Go through the entries below and write each one out exactly.

→ DATA SHOWN:
****************

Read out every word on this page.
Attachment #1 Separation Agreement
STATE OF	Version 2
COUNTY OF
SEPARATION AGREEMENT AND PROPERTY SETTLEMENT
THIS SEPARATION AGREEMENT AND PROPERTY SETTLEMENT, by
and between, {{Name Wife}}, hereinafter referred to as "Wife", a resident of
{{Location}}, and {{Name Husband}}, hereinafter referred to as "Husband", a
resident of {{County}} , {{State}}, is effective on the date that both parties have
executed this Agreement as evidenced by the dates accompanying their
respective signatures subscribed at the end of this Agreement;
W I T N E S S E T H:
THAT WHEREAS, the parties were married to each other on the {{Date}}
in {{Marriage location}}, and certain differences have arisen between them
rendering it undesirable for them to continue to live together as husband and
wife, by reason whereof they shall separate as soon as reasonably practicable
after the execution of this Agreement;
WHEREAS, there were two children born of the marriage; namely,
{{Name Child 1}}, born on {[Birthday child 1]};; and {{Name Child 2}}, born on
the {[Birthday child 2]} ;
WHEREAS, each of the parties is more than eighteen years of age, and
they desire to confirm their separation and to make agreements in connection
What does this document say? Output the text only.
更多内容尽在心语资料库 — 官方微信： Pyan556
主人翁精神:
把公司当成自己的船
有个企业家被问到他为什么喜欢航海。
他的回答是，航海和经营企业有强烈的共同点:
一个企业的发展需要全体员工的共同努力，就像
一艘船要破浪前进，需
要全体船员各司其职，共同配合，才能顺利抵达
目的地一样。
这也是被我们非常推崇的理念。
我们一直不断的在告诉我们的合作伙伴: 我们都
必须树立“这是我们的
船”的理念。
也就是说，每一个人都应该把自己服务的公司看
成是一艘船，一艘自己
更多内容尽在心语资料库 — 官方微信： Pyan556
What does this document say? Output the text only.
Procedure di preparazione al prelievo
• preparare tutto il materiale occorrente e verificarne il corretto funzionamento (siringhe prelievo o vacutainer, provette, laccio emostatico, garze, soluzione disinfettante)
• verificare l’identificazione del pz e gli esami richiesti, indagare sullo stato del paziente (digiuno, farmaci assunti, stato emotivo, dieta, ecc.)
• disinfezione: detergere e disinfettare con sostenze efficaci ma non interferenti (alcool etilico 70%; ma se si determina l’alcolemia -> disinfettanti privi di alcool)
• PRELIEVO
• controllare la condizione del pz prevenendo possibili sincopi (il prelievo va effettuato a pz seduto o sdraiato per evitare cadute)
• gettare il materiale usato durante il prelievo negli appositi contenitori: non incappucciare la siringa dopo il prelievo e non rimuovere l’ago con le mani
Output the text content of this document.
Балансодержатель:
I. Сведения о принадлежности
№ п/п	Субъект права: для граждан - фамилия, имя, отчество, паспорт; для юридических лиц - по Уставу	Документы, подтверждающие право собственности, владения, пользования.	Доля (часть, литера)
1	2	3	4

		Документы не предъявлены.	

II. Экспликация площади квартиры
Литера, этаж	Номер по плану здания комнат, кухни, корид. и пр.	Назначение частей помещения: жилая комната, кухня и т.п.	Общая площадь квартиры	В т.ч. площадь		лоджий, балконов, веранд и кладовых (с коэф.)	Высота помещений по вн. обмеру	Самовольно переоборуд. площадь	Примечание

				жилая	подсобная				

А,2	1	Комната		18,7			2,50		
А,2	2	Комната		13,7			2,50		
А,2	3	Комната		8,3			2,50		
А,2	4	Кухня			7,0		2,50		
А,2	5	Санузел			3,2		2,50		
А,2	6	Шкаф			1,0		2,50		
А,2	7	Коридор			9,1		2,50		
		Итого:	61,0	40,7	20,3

****************

→ THE OUTPUT:
Read out every word on this page.
Attachment #1 Separation Agreement
STATE OF	Version 2
COUNTY OF
SEPARATION AGREEMENT AND PROPERTY SETTLEMENT
THIS SEPARATION AGREEMENT AND PROPERTY SETTLEMENT, by
and between, {{Name Wife}}, hereinafter referred to as "Wife", a resident of
{{Location}}, and {{Name Husband}}, hereinafter referred to as "Husband", a
resident of {{County}} , {{State}}, is effective on the date that both parties have
executed this Agreement as evidenced by the dates accompanying their
respective signatures subscribed at the end of this Agreement;
W I T N E S S E T H:
THAT WHEREAS, the parties were married to each other on the {{Date}}
in {{Marriage location}}, and certain differences have arisen between them
rendering it undesirable for them to continue to live together as husband and
wife, by reason whereof they shall separate as soon as reasonably practicable
after the execution of this Agreement;
WHEREAS, there were two children born of the marriage; namely,
{{Name Child 1}}, born on {[Birthday child 1]};; and {{Name Child 2}}, born on
the {[Birthday child 2]} ;
WHEREAS, each of the parties is more than eighteen years of age, and
they desire to confirm their separation and to make agreements in connection
What does this document say? Output the text only.
更多内容尽在心语资料库 — 官方微信： Pyan556
主人翁精神:
把公司当成自己的船
有个企业家被问到他为什么喜欢航海。
他的回答是，航海和经营企业有强烈的共同点:
一个企业的发展需要全体员工的共同努力，就像
一艘船要破浪前进，需
要全体船员各司其职，共同配合，才能顺利抵达
目的地一样。
这也是被我们非常推崇的理念。
我们一直不断的在告诉我们的合作伙伴: 我们都
必须树立“这是我们的
船”的理念。
也就是说，每一个人都应该把自己服务的公司看
成是一艘船，一艘自己
更多内容尽在心语资料库 — 官方微信： Pyan556
What does this document say? Output the text only.
Procedure di preparazione al prelievo
• preparare tutto il materiale occorrente e verificarne il corretto funzionamento (siringhe prelievo o vacutainer, provette, laccio emostatico, garze, soluzione disinfettante)
• verificare l’identificazione del pz e gli esami richiesti, indagare sullo stato del paziente (digiuno, farmaci assunti, stato emotivo, dieta, ecc.)
• disinfezione: detergere e disinfettare con sostenze efficaci ma non interferenti (alcool etilico 70%; ma se si determina l’alcolemia -> disinfettanti privi di alcool)
• PRELIEVO
• controllare la condizione del pz prevenendo possibili sincopi (il prelievo va effettuato a pz seduto o sdraiato per evitare cadute)
• gettare il materiale usato durante il prelievo negli appositi contenitori: non incappucciare la siringa dopo il prelievo e non rimuovere l’ago con le mani
Output the text content of this document.
Балансодержатель:
I. Сведения о принадлежности
№ п/п	Субъект права: для граждан - фамилия, имя, отчество, паспорт; для юридических лиц - по Уставу	Документы, подтверждающие право собственности, владения, пользования.	Доля (часть, литера)
1	2	3	4

		Документы не предъявлены.	

II. Экспликация площади квартиры
Литера, этаж	Номер по плану здания комнат, кухни, корид. и пр.	Назначение частей помещения: жилая комната, кухня и т.п.	Общая площадь квартиры	В т.ч. площадь		лоджий, балконов, веранд и кладовых (с коэф.)	Высота помещений по вн. обмеру	Самовольно переоборуд. площадь	Примечание

				жилая	подсобная				

А,2	1	Комната		18,7			2,50		
А,2	2	Комната		13,7			2,50		
А,2	3	Комната		8,3			2,50		
А,2	4	Кухня			7,0		2,50		
А,2	5	Санузел			3,2		2,50		
А,2	6	Шкаф			1,0		2,50		
А,2	7	Коридор			9,1		2,50		
		Итого:	61,0	40,7	20,3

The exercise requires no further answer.